— BEGIN Excerpted data —

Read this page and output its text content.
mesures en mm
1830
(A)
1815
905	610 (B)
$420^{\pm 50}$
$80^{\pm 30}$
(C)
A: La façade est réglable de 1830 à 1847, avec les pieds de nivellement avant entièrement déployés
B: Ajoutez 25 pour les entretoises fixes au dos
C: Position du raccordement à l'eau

— END Excerpted data —
— BEGIN Excerpted data —

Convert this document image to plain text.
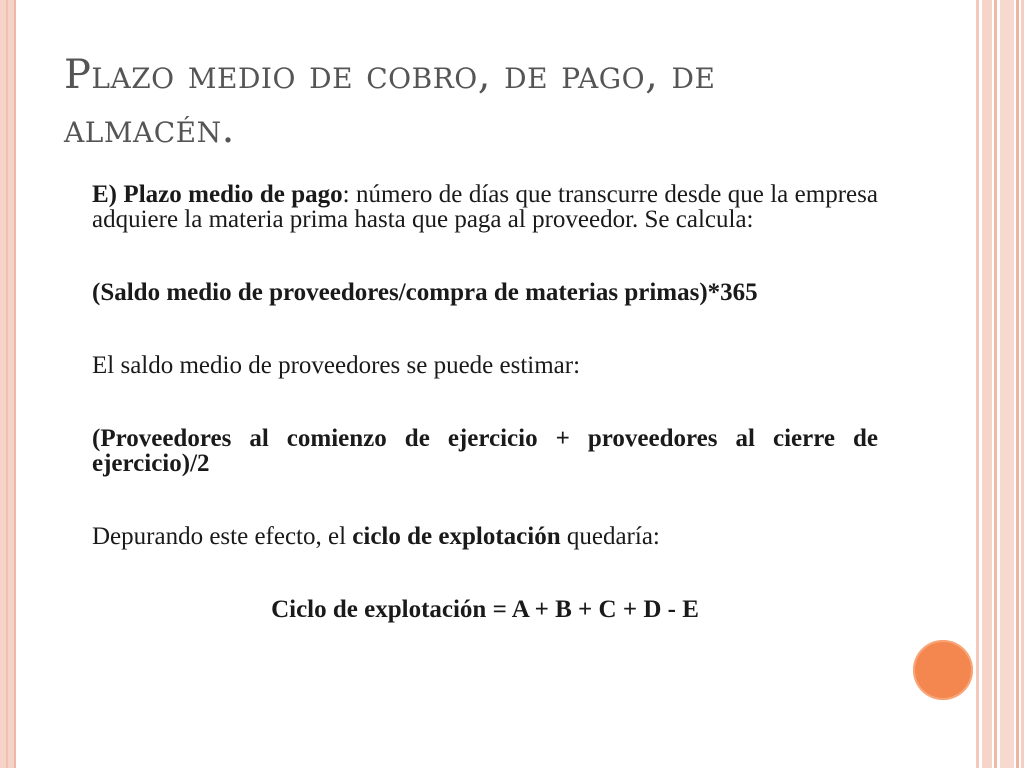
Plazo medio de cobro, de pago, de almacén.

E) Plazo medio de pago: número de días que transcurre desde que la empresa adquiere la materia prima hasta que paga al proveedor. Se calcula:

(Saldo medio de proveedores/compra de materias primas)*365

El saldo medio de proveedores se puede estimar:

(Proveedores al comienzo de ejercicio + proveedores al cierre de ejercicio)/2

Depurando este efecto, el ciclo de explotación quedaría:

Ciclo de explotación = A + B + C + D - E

— END Excerpted data —

In the records above, find each line that holds the word "explotación"; copy all such lines.

Depurando este efecto, el ciclo de explotación quedaría:
Ciclo de explotación = A + B + C + D - E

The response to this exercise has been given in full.